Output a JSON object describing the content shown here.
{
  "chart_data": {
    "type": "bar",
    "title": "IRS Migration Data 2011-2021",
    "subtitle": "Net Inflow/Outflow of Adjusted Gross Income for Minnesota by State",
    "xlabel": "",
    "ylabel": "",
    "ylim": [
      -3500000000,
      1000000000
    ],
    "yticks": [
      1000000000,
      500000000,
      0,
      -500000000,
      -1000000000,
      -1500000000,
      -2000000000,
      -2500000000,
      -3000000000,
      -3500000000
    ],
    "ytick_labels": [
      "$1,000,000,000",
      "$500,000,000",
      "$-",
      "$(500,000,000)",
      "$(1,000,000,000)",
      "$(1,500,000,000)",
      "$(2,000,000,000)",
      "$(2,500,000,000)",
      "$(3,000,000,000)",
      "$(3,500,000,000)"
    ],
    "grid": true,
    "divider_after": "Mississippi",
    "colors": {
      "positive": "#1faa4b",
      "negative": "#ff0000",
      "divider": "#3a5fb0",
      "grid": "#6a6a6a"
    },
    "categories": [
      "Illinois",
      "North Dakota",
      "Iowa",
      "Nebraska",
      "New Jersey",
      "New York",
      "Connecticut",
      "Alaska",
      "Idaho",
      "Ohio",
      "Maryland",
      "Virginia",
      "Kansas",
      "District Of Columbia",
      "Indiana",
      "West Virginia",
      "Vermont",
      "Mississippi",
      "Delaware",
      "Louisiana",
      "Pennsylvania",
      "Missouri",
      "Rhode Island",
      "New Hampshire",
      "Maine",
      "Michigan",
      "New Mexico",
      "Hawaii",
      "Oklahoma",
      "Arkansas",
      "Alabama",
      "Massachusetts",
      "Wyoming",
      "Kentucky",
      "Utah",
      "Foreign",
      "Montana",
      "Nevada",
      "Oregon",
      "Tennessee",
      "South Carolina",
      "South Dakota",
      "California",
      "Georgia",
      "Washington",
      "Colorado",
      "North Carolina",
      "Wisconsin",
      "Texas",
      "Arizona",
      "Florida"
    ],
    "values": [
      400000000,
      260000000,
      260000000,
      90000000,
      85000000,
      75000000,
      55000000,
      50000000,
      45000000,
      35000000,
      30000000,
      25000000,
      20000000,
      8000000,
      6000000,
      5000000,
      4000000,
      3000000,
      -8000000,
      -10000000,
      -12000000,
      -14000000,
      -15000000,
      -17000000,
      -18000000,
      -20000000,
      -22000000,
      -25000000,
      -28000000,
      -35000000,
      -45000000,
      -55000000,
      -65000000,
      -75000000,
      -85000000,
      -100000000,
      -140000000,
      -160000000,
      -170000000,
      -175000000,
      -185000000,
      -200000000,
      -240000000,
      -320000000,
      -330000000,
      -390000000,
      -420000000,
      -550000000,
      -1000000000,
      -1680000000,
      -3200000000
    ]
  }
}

- - -

Your task
Copy each line above where the string "Mississippi" occurs.

Exercise result
    "divider_after": "Mississippi",
      "Mississippi",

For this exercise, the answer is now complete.